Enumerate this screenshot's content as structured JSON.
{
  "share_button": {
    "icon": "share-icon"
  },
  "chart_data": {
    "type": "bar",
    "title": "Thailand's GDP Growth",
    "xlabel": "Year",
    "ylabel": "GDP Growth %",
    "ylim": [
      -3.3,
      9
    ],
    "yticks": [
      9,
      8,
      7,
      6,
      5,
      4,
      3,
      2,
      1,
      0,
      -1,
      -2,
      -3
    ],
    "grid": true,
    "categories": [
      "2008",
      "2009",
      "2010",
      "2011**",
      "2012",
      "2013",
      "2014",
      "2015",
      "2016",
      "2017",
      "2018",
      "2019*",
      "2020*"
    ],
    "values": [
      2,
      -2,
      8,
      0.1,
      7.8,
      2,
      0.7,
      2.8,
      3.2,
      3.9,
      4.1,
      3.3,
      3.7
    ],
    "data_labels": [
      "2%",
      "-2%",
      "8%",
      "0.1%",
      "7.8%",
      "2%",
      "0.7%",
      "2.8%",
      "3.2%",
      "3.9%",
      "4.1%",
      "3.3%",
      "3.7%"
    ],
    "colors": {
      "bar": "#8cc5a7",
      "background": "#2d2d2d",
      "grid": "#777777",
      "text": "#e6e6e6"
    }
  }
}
------------------------------------------------------------
* [Problem statement]
Please reproduce all of the entries exactly as they stand.

* [Output of the task]
Enumerate this screenshot's content as structured JSON.
{
  "share_button": {
    "icon": "share-icon"
  },
  "chart_data": {
    "type": "bar",
    "title": "Thailand's GDP Growth",
    "xlabel": "Year",
    "ylabel": "GDP Growth %",
    "ylim": [
      -3.3,
      9
    ],
    "yticks": [
      9,
      8,
      7,
      6,
      5,
      4,
      3,
      2,
      1,
      0,
      -1,
      -2,
      -3
    ],
    "grid": true,
    "categories": [
      "2008",
      "2009",
      "2010",
      "2011**",
      "2012",
      "2013",
      "2014",
      "2015",
      "2016",
      "2017",
      "2018",
      "2019*",
      "2020*"
    ],
    "values": [
      2,
      -2,
      8,
      0.1,
      7.8,
      2,
      0.7,
      2.8,
      3.2,
      3.9,
      4.1,
      3.3,
      3.7
    ],
    "data_labels": [
      "2%",
      "-2%",
      "8%",
      "0.1%",
      "7.8%",
      "2%",
      "0.7%",
      "2.8%",
      "3.2%",
      "3.9%",
      "4.1%",
      "3.3%",
      "3.7%"
    ],
    "colors": {
      "bar": "#8cc5a7",
      "background": "#2d2d2d",
      "grid": "#777777",
      "text": "#e6e6e6"
    }
  }
}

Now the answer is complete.